* begin *
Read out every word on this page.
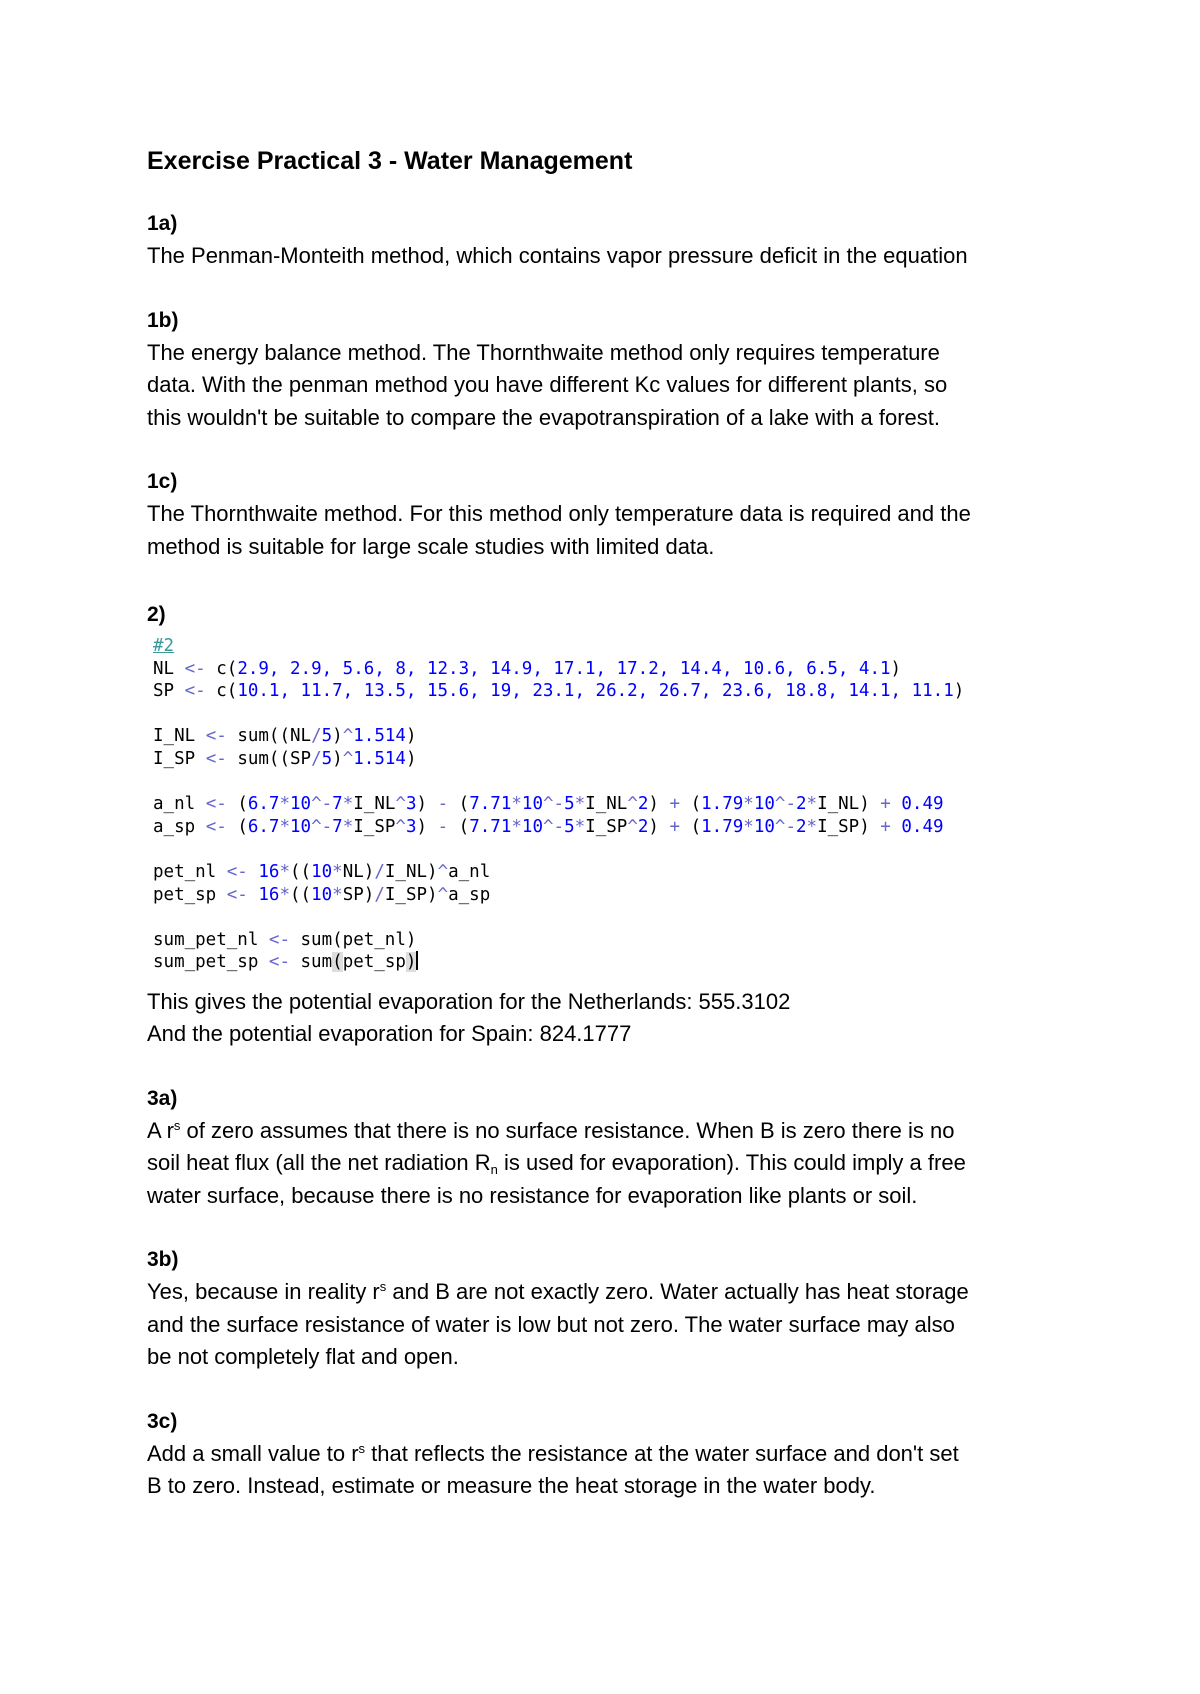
Exercise Practical 3 - Water Management
1a)
The Penman-Monteith method, which contains vapor pressure deficit in the equation
1b)
The energy balance method. The Thornthwaite method only requires temperature
data. With the penman method you have different Kc values for different plants, so
this wouldn't be suitable to compare the evapotranspiration of a lake with a forest.
1c)
The Thornthwaite method. For this method only temperature data is required and the
method is suitable for large scale studies with limited data.
2)
#2
NL <- c(2.9, 2.9, 5.6, 8, 12.3, 14.9, 17.1, 17.2, 14.4, 10.6, 6.5, 4.1)
SP <- c(10.1, 11.7, 13.5, 15.6, 19, 23.1, 26.2, 26.7, 23.6, 18.8, 14.1, 11.1)
I_NL <- sum((NL/5)^1.514)
I_SP <- sum((SP/5)^1.514)
a_nl <- (6.7*10^-7*I_NL^3) - (7.71*10^-5*I_NL^2) + (1.79*10^-2*I_NL) + 0.49
a_sp <- (6.7*10^-7*I_SP^3) - (7.71*10^-5*I_SP^2) + (1.79*10^-2*I_SP) + 0.49
pet_nl <- 16*((10*NL)/I_NL)^a_nl
pet_sp <- 16*((10*SP)/I_SP)^a_sp
sum_pet_nl <- sum(pet_nl)
sum_pet_sp <- sum(pet_sp)
This gives the potential evaporation for the Netherlands: 555.3102
And the potential evaporation for Spain: 824.1777
3a)
A $r^s$ of zero assumes that there is no surface resistance. When B is zero there is no
soil heat flux (all the net radiation $R_n$ is used for evaporation). This could imply a free
water surface, because there is no resistance for evaporation like plants or soil.
3b)
Yes, because in reality $r^s$ and B are not exactly zero. Water actually has heat storage
and the surface resistance of water is low but not zero. The water surface may also
be not completely flat and open.
3c)
Add a small value to $r^s$ that reflects the resistance at the water surface and don't set
B to zero. Instead, estimate or measure the heat storage in the water body.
* end *
# Your task
Find every line in the records that has the string "only", then state how many there are and nothing else.

# Solution to this exercise
2